Records for this task:

Start

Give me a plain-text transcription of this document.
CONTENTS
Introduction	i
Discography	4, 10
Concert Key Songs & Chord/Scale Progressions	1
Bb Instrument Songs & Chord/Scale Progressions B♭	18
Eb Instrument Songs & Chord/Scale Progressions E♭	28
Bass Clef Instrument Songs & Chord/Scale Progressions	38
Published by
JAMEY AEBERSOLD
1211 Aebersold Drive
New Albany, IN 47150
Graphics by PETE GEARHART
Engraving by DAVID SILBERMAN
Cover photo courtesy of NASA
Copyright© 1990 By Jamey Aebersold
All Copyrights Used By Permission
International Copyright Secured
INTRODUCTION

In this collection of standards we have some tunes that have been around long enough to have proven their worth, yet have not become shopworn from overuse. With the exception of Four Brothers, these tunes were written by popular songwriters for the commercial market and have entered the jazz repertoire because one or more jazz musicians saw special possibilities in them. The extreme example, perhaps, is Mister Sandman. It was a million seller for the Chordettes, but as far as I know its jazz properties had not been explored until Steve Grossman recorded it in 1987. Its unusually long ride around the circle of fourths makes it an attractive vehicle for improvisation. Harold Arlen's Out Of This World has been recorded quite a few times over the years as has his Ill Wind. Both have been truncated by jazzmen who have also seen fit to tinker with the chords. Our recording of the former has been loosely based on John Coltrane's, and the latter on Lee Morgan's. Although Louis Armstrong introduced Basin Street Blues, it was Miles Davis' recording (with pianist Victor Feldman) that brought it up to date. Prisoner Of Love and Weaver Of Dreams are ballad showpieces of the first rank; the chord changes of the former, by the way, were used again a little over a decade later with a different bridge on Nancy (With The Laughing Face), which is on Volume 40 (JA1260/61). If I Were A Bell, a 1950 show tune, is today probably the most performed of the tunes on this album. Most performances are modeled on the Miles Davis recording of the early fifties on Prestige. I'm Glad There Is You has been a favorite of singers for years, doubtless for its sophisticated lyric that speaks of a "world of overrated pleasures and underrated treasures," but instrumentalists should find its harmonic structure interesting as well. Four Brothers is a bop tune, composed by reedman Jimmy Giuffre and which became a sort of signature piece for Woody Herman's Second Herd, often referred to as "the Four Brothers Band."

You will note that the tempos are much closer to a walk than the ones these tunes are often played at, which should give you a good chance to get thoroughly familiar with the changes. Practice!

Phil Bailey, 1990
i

End

What needs to be done: Look through the records above and report how many lines hold the word "Scale", giving only the number.

Output for this task: 4